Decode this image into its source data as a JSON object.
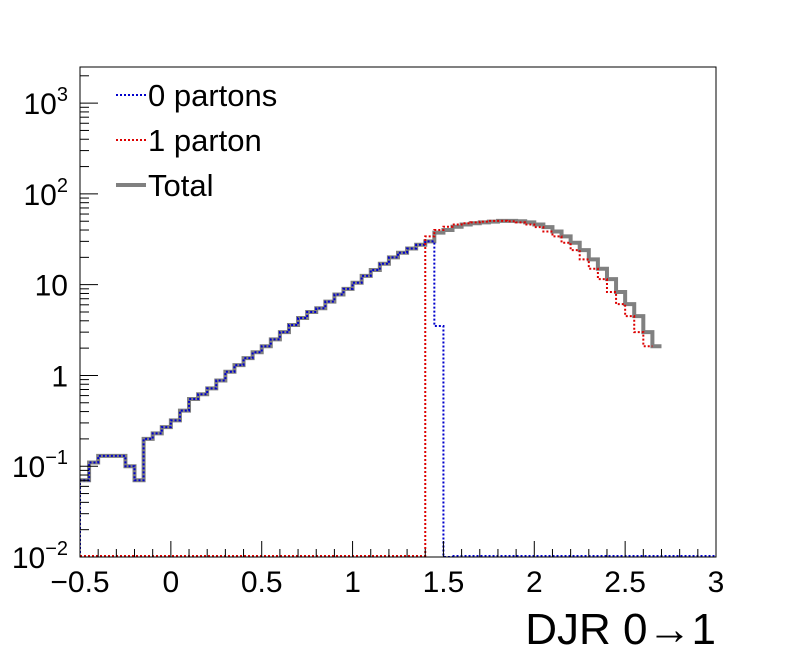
{
  "chart_data": {
    "type": "line",
    "step": true,
    "xlabel": "DJR 0→1",
    "ylabel": "",
    "xlim": [
      -0.5,
      3.0
    ],
    "ylim": [
      0.01,
      2500
    ],
    "y_scale": "log",
    "grid": false,
    "legend_placement": "top-left",
    "x_ticks": [
      -0.5,
      0,
      0.5,
      1,
      1.5,
      2,
      2.5,
      3
    ],
    "x_tick_labels": [
      "−0.5",
      "0",
      "0.5",
      "1",
      "1.5",
      "2",
      "2.5",
      "3"
    ],
    "y_ticks": [
      {
        "value": 0.01,
        "base": "10",
        "exp": "−2"
      },
      {
        "value": 0.1,
        "base": "10",
        "exp": "−1"
      },
      {
        "value": 1,
        "base": "1",
        "exp": ""
      },
      {
        "value": 10,
        "base": "10",
        "exp": ""
      },
      {
        "value": 100,
        "base": "10",
        "exp": "2"
      },
      {
        "value": 1000,
        "base": "10",
        "exp": "3"
      }
    ],
    "bin_width": 0.05,
    "series": [
      {
        "name": "0 partons",
        "color": "#0000cc",
        "style": "dotted",
        "x_start": -0.5,
        "values": [
          0.07,
          0.11,
          0.13,
          0.13,
          0.13,
          0.1,
          0.07,
          0.2,
          0.23,
          0.27,
          0.32,
          0.41,
          0.55,
          0.62,
          0.72,
          0.88,
          1.1,
          1.3,
          1.55,
          1.8,
          2.1,
          2.5,
          3.0,
          3.6,
          4.3,
          5.0,
          5.5,
          6.5,
          7.8,
          9.0,
          10.5,
          12.5,
          14.5,
          17.0,
          20.0,
          22.5,
          25.0,
          27.5,
          30.0,
          3.5,
          0.01
        ]
      },
      {
        "name": "1 parton",
        "color": "#dd0000",
        "style": "dotted",
        "x_start": 1.4,
        "values": [
          34.0,
          40.0,
          43.5,
          46.0,
          47.5,
          48.5,
          49.5,
          50.5,
          50.5,
          50.0,
          48.5,
          46.0,
          43.0,
          38.5,
          34.0,
          29.0,
          24.0,
          19.0,
          15.0,
          11.5,
          8.3,
          6.1,
          4.5,
          3.0,
          2.1
        ]
      },
      {
        "name": "Total",
        "color": "#808080",
        "style": "solid",
        "x_start": -0.5,
        "values": [
          0.07,
          0.11,
          0.13,
          0.13,
          0.13,
          0.1,
          0.07,
          0.2,
          0.23,
          0.27,
          0.32,
          0.41,
          0.55,
          0.62,
          0.72,
          0.88,
          1.1,
          1.3,
          1.55,
          1.8,
          2.1,
          2.5,
          3.0,
          3.6,
          4.3,
          5.0,
          5.5,
          6.5,
          7.8,
          9.0,
          10.5,
          12.5,
          14.5,
          17.0,
          20.0,
          22.5,
          25.0,
          27.5,
          30.0,
          37.5,
          40.0,
          43.5,
          46.0,
          47.5,
          48.5,
          49.5,
          50.5,
          50.5,
          50.0,
          48.5,
          46.0,
          43.0,
          38.5,
          34.0,
          29.0,
          24.0,
          19.0,
          15.0,
          11.5,
          8.3,
          6.1,
          4.5,
          3.0,
          2.1
        ]
      }
    ]
  }
}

## Brief
Go over the records above and tally each line that includes "color". Give the total by itself.

## Full output
3